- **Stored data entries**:

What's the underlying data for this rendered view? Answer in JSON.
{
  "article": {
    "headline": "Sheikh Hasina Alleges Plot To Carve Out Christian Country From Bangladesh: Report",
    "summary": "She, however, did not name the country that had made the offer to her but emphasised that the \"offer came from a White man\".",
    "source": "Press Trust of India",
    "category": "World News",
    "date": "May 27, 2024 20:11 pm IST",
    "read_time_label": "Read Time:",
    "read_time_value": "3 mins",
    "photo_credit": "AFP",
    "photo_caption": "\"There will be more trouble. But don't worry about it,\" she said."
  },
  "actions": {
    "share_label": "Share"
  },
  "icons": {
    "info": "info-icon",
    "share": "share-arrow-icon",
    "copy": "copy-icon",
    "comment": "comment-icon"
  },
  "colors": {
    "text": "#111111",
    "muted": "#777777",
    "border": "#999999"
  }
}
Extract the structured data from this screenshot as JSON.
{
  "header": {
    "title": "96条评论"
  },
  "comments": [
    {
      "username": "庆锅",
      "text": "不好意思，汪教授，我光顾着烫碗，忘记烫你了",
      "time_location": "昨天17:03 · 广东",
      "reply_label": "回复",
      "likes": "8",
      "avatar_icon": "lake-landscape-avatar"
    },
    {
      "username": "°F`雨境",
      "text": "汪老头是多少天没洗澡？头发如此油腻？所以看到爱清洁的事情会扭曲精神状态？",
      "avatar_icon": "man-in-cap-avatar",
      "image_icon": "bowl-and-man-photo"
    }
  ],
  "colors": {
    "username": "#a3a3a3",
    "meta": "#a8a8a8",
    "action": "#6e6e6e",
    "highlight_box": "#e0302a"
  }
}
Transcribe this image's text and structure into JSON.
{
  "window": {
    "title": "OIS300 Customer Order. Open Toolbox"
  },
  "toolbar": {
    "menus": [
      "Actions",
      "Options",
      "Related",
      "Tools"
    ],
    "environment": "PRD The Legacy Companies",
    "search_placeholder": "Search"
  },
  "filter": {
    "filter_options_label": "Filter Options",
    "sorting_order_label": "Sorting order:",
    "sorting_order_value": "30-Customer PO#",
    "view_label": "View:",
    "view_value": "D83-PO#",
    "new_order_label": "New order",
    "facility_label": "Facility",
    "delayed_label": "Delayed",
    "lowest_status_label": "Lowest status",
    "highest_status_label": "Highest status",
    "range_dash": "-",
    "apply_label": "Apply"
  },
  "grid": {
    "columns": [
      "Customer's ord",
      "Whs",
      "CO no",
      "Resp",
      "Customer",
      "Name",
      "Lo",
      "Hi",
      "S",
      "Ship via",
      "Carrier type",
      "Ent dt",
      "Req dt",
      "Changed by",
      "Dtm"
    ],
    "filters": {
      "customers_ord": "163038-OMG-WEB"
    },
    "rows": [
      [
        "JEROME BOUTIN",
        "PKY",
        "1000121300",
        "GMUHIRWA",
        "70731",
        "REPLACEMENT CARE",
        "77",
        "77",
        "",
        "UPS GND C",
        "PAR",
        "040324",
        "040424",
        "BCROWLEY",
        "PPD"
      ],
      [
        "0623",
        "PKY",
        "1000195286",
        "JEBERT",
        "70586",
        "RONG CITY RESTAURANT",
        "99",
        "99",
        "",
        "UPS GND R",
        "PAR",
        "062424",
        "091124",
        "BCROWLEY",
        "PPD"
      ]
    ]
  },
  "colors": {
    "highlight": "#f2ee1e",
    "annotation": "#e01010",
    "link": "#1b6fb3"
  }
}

- **Stated goal**: Write out all records exactly, keeping every detail.

- **Right answer**:
What's the underlying data for this rendered view? Answer in JSON.
{
  "article": {
    "headline": "Sheikh Hasina Alleges Plot To Carve Out Christian Country From Bangladesh: Report",
    "summary": "She, however, did not name the country that had made the offer to her but emphasised that the \"offer came from a White man\".",
    "source": "Press Trust of India",
    "category": "World News",
    "date": "May 27, 2024 20:11 pm IST",
    "read_time_label": "Read Time:",
    "read_time_value": "3 mins",
    "photo_credit": "AFP",
    "photo_caption": "\"There will be more trouble. But don't worry about it,\" she said."
  },
  "actions": {
    "share_label": "Share"
  },
  "icons": {
    "info": "info-icon",
    "share": "share-arrow-icon",
    "copy": "copy-icon",
    "comment": "comment-icon"
  },
  "colors": {
    "text": "#111111",
    "muted": "#777777",
    "border": "#999999"
  }
}
Extract the structured data from this screenshot as JSON.
{
  "header": {
    "title": "96条评论"
  },
  "comments": [
    {
      "username": "庆锅",
      "text": "不好意思，汪教授，我光顾着烫碗，忘记烫你了",
      "time_location": "昨天17:03 · 广东",
      "reply_label": "回复",
      "likes": "8",
      "avatar_icon": "lake-landscape-avatar"
    },
    {
      "username": "°F`雨境",
      "text": "汪老头是多少天没洗澡？头发如此油腻？所以看到爱清洁的事情会扭曲精神状态？",
      "avatar_icon": "man-in-cap-avatar",
      "image_icon": "bowl-and-man-photo"
    }
  ],
  "colors": {
    "username": "#a3a3a3",
    "meta": "#a8a8a8",
    "action": "#6e6e6e",
    "highlight_box": "#e0302a"
  }
}
Transcribe this image's text and structure into JSON.
{
  "window": {
    "title": "OIS300 Customer Order. Open Toolbox"
  },
  "toolbar": {
    "menus": [
      "Actions",
      "Options",
      "Related",
      "Tools"
    ],
    "environment": "PRD The Legacy Companies",
    "search_placeholder": "Search"
  },
  "filter": {
    "filter_options_label": "Filter Options",
    "sorting_order_label": "Sorting order:",
    "sorting_order_value": "30-Customer PO#",
    "view_label": "View:",
    "view_value": "D83-PO#",
    "new_order_label": "New order",
    "facility_label": "Facility",
    "delayed_label": "Delayed",
    "lowest_status_label": "Lowest status",
    "highest_status_label": "Highest status",
    "range_dash": "-",
    "apply_label": "Apply"
  },
  "grid": {
    "columns": [
      "Customer's ord",
      "Whs",
      "CO no",
      "Resp",
      "Customer",
      "Name",
      "Lo",
      "Hi",
      "S",
      "Ship via",
      "Carrier type",
      "Ent dt",
      "Req dt",
      "Changed by",
      "Dtm"
    ],
    "filters": {
      "customers_ord": "163038-OMG-WEB"
    },
    "rows": [
      [
        "JEROME BOUTIN",
        "PKY",
        "1000121300",
        "GMUHIRWA",
        "70731",
        "REPLACEMENT CARE",
        "77",
        "77",
        "",
        "UPS GND C",
        "PAR",
        "040324",
        "040424",
        "BCROWLEY",
        "PPD"
      ],
      [
        "0623",
        "PKY",
        "1000195286",
        "JEBERT",
        "70586",
        "RONG CITY RESTAURANT",
        "99",
        "99",
        "",
        "UPS GND R",
        "PAR",
        "062424",
        "091124",
        "BCROWLEY",
        "PPD"
      ]
    ]
  },
  "colors": {
    "highlight": "#f2ee1e",
    "annotation": "#e01010",
    "link": "#1b6fb3"
  }
}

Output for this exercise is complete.